## START Reading text

Who is an Accredited Investor?

With an aim to boost financial innovation, SEBI has conceptualized a new class of investors. This set of investors are capable enough to appreciate the nuances of the securities market by understanding the different financial products and the risks and returns associated with them, and thus can make informed investment decisions. Accredited Investors, Qualified Investors, and Professional Investors are all terms used to describe these types of investors.

Proposed Qualification in India

According to the consultation paper, only those investors who meet certain requirements for net worth, financial assets, or profits are allowed to register as AIs. One of these three conditions must be met by an individual investor who wants to be recognized as an AI-:

  1. His/her annual earnings must be more than Rs 2 crore.
  2. Alternatively, his/her net worth must be at least Rs 7.5 crore, with at least Rs 3.75 crore in financial assets; or her annual income must be at least Rs 1 crore,
  3. His/her net worth must be at least Rs 5 crore, with at least Rs 2.5 crore in financial assets.

SEBI has also recommended an annual income of over or equal to USD 3 lakh or a net worth of over or equal to USD 1 million with not less than USD 5 lakh in financial assets for NRIs and foreign individuals and family trusts. Fulfilling the criterion would entail them obtaining an accreditation certificate from the accreditation agencies, however, specific classes of investors such as central and state government, multilateralagencies, qualified institutional buyers are not required to go through the process and would be deemed as accredited investors.

The Underlying Dilemma

While many stakeholders hail this move to introduce AI as a tailor-made regulatory solution that will aid in the introduction of complex financial products with the least amount of compliance burden, the issue with the preposition lies with the flawed presumption that the net worth is proportional or equivalent to the financial acumen of the investor. One must acknowledge and appreciate that high net worth does not promise a strong financial acumen of the investor. In other words, having a high-risk absorption capacity does not obviate the necessity of investor's understanding of the complex financial products of the market. For instance, an accredited investor could land himself in huge losses if he chooses to invest in any product without undertaking the necessary industry research on a particular financial product. With the comparative relaxation proposed by SEBI, due diligence for assessing the products has gained more importance than ever before so that they do not end up being the victims of a fraud.

The Way Out

SEBI should consider enhancing the scope of the accredited investors' definition by taking into consideration the qualifications of an individual. It is pertinent to mention that the definition of an 'accredited investor' in the USA no longer relies upon the net worth of an individual as its sole consideration. According to the new definition, the accredited investors can be:

  • Individuals holding certain professional certifications, designations, and other credentials issued by an accredited educational institution designated by the SEC from time to time by order (e.g., registeredbrokers and investment advisers).
  • Individuals who are "knowledgeable employees," as defined in Rule 3c-5(a)(4) under the Investment Company Act of 1940, of the private fund issuer of the securities being offered or sold. Such employees include, among others, an executive officer, director, trustee, general partner, advisory board member of the private fund, and an employee of the private fund or the fund's manager who has participated in investment activities in connection with his or her regular duties or functions for at least 12 months.

## END Reading text
## START Records supplied

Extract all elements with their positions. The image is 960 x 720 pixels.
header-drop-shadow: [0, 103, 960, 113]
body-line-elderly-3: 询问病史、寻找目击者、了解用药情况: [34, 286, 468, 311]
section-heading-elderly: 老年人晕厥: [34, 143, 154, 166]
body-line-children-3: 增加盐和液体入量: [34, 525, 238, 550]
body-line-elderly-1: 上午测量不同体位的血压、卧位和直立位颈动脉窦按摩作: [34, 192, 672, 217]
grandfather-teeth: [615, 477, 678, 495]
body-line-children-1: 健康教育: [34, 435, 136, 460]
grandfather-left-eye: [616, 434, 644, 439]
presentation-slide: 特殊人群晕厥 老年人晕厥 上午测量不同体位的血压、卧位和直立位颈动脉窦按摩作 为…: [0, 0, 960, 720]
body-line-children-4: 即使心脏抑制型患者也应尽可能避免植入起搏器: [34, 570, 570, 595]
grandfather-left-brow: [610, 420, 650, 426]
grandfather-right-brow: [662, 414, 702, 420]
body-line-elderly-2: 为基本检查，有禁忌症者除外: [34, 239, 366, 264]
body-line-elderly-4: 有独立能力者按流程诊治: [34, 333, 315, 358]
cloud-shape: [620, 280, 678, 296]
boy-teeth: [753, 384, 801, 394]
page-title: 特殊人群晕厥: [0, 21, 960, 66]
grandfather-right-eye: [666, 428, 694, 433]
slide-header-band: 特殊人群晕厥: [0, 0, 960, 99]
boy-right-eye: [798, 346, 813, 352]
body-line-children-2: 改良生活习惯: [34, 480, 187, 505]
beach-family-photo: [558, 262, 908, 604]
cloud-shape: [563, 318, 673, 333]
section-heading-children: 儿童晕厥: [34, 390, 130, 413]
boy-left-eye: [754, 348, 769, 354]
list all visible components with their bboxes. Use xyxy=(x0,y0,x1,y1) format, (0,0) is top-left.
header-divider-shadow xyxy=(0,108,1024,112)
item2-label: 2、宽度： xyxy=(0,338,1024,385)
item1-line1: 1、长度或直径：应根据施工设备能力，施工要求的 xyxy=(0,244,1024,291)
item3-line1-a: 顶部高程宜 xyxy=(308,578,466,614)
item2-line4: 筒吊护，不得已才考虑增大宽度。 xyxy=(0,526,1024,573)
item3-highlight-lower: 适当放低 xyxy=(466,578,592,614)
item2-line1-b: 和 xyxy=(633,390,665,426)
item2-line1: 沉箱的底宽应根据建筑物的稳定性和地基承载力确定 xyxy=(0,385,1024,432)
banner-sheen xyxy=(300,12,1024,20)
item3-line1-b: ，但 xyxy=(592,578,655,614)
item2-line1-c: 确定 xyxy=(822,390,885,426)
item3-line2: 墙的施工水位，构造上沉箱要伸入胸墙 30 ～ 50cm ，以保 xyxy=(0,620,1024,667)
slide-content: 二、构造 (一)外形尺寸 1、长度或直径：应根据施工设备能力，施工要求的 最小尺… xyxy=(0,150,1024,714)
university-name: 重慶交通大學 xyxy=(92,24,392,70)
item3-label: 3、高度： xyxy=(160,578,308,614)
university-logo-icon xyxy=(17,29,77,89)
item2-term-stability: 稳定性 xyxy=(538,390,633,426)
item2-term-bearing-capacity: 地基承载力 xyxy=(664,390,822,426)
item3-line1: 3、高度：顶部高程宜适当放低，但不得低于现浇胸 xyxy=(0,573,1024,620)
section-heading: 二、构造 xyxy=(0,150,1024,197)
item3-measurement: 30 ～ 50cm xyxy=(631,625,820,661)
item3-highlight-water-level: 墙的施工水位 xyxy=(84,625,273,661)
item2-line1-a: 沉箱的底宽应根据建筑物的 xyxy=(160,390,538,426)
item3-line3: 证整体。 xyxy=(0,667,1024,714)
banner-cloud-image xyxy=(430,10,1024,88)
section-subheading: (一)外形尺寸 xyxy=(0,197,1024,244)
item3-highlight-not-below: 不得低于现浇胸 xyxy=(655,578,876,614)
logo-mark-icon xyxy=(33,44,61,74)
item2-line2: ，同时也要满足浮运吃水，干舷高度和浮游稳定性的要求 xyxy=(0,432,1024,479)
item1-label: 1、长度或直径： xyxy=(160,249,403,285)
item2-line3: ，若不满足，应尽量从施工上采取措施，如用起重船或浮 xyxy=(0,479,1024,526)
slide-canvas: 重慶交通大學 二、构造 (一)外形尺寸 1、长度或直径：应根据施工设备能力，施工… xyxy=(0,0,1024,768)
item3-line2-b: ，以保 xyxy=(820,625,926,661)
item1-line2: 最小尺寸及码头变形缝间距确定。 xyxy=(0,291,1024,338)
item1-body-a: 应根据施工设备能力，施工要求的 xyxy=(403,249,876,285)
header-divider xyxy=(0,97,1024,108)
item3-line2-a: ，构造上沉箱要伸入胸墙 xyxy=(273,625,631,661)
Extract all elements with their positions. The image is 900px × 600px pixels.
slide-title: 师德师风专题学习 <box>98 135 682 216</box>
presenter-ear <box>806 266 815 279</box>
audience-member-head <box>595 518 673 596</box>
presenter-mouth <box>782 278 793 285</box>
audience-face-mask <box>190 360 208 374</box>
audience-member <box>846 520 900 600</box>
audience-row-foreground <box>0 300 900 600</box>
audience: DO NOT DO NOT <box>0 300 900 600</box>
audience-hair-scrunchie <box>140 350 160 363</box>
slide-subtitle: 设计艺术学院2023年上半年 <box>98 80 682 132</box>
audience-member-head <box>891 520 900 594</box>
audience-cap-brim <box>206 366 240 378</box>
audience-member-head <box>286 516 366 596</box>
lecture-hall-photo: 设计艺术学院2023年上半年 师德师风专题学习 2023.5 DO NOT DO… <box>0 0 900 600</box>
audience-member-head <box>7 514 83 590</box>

## END Records supplied

_Given exercise 1:_
Return everything from "SEBI has also" down to "as accredited investors." in the passage on accredited investors.
_Given exercise 2:_
In the passage on accredited investors, which rule and act define "knowledgeable employees"?
_Given exercise 3:_
Extend the passage on accredited investors past its final sentence.

_Right answer 1:_
SEBI has also recommended an annual income of over or equal to USD 3 lakh or a net worth of over or equal to USD 1 million with not less than USD 5 lakh in financial assets for NRIs and foreign individuals and family trusts. Fulfilling the criterion would entail them obtaining an accreditation certificate from the accreditation agencies, however, specific classes of investors such as central and state government, multilateralagencies, qualified institutional buyers are not required to go through the process and would be deemed as accredited investors.

_Right answer 2:_
Rule 3c-5(a)(4) under the Investment Company Act of 1940.

_Right answer 3:_
Thus, Securities and Exchange Commission (SEC) of USA has allowed the individuals possessing certain professional certifications, designations or credentials, or having an industry experience of at least a year to be the accredited investors. Further, United Kingdom also has qualitative criteria for classifying an "elective professional client" under the Financial Conduct Authority's (FCA) Conduct of Business Sourcebook. Any individual working in a financial sector with at least one year as a professional with knowledge of the transactions or services would be eligible for the classification if he fulfils the other required criteria.

Such types of non-monetary criteria can be introduced by SEBI for the application process of accredited investors. Individuals having "professional certifications", or any other credentials issued through any institution recognized by the SEBI, or individuals dealing in the investment activities with a considerable experience of the industry can be allowed to be accredited investors. The threshold of net worth can be reduced by the SEBI in case individuals are required to fulfil the non-monetary criteria. This would ensure the efficiency in the eligibility criteria of the accredited investors where monetary and non-monetary criteria would have equal importance in determining them.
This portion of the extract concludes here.